### The input:
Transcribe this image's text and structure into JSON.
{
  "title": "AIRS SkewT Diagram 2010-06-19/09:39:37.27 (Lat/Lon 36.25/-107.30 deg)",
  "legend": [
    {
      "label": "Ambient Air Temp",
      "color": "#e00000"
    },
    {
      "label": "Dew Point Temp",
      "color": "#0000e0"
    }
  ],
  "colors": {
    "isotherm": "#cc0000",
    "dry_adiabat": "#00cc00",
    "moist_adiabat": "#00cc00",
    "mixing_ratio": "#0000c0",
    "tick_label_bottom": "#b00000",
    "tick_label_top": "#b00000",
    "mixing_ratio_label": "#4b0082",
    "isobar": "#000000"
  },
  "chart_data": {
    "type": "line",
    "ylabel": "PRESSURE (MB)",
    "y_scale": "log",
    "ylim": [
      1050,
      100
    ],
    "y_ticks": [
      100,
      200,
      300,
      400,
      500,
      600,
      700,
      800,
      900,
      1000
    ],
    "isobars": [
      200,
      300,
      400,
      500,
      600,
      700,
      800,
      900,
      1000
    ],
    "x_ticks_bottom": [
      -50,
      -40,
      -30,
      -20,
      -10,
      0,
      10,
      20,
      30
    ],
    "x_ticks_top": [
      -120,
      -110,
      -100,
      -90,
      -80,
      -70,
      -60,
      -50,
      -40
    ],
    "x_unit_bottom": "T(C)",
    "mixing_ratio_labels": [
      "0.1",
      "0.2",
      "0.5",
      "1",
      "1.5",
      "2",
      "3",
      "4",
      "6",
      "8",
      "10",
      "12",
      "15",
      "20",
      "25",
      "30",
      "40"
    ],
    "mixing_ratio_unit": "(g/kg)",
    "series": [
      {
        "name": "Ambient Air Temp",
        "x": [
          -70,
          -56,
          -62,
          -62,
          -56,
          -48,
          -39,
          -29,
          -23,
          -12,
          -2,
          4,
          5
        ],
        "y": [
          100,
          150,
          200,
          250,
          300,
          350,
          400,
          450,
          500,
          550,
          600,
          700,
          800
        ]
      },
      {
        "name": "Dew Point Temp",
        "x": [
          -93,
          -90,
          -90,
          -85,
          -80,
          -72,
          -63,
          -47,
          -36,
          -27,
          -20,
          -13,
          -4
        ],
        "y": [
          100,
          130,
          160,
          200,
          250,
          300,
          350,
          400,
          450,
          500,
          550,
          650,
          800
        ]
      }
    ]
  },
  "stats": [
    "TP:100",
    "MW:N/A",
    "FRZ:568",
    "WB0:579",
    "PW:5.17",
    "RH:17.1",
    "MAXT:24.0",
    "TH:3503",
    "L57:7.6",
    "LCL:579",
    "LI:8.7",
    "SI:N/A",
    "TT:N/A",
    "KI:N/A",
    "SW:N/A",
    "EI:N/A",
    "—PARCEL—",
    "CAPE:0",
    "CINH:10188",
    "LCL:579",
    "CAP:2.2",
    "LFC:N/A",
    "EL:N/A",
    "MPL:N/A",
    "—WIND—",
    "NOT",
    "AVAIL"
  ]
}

### Work to do:
Give a word-for-word copy of the records.

### Final result:
Transcribe this image's text and structure into JSON.
{
  "title": "AIRS SkewT Diagram 2010-06-19/09:39:37.27 (Lat/Lon 36.25/-107.30 deg)",
  "legend": [
    {
      "label": "Ambient Air Temp",
      "color": "#e00000"
    },
    {
      "label": "Dew Point Temp",
      "color": "#0000e0"
    }
  ],
  "colors": {
    "isotherm": "#cc0000",
    "dry_adiabat": "#00cc00",
    "moist_adiabat": "#00cc00",
    "mixing_ratio": "#0000c0",
    "tick_label_bottom": "#b00000",
    "tick_label_top": "#b00000",
    "mixing_ratio_label": "#4b0082",
    "isobar": "#000000"
  },
  "chart_data": {
    "type": "line",
    "ylabel": "PRESSURE (MB)",
    "y_scale": "log",
    "ylim": [
      1050,
      100
    ],
    "y_ticks": [
      100,
      200,
      300,
      400,
      500,
      600,
      700,
      800,
      900,
      1000
    ],
    "isobars": [
      200,
      300,
      400,
      500,
      600,
      700,
      800,
      900,
      1000
    ],
    "x_ticks_bottom": [
      -50,
      -40,
      -30,
      -20,
      -10,
      0,
      10,
      20,
      30
    ],
    "x_ticks_top": [
      -120,
      -110,
      -100,
      -90,
      -80,
      -70,
      -60,
      -50,
      -40
    ],
    "x_unit_bottom": "T(C)",
    "mixing_ratio_labels": [
      "0.1",
      "0.2",
      "0.5",
      "1",
      "1.5",
      "2",
      "3",
      "4",
      "6",
      "8",
      "10",
      "12",
      "15",
      "20",
      "25",
      "30",
      "40"
    ],
    "mixing_ratio_unit": "(g/kg)",
    "series": [
      {
        "name": "Ambient Air Temp",
        "x": [
          -70,
          -56,
          -62,
          -62,
          -56,
          -48,
          -39,
          -29,
          -23,
          -12,
          -2,
          4,
          5
        ],
        "y": [
          100,
          150,
          200,
          250,
          300,
          350,
          400,
          450,
          500,
          550,
          600,
          700,
          800
        ]
      },
      {
        "name": "Dew Point Temp",
        "x": [
          -93,
          -90,
          -90,
          -85,
          -80,
          -72,
          -63,
          -47,
          -36,
          -27,
          -20,
          -13,
          -4
        ],
        "y": [
          100,
          130,
          160,
          200,
          250,
          300,
          350,
          400,
          450,
          500,
          550,
          650,
          800
        ]
      }
    ]
  },
  "stats": [
    "TP:100",
    "MW:N/A",
    "FRZ:568",
    "WB0:579",
    "PW:5.17",
    "RH:17.1",
    "MAXT:24.0",
    "TH:3503",
    "L57:7.6",
    "LCL:579",
    "LI:8.7",
    "SI:N/A",
    "TT:N/A",
    "KI:N/A",
    "SW:N/A",
    "EI:N/A",
    "—PARCEL—",
    "CAPE:0",
    "CINH:10188",
    "LCL:579",
    "CAP:2.2",
    "LFC:N/A",
    "EL:N/A",
    "MPL:N/A",
    "—WIND—",
    "NOT",
    "AVAIL"
  ]
}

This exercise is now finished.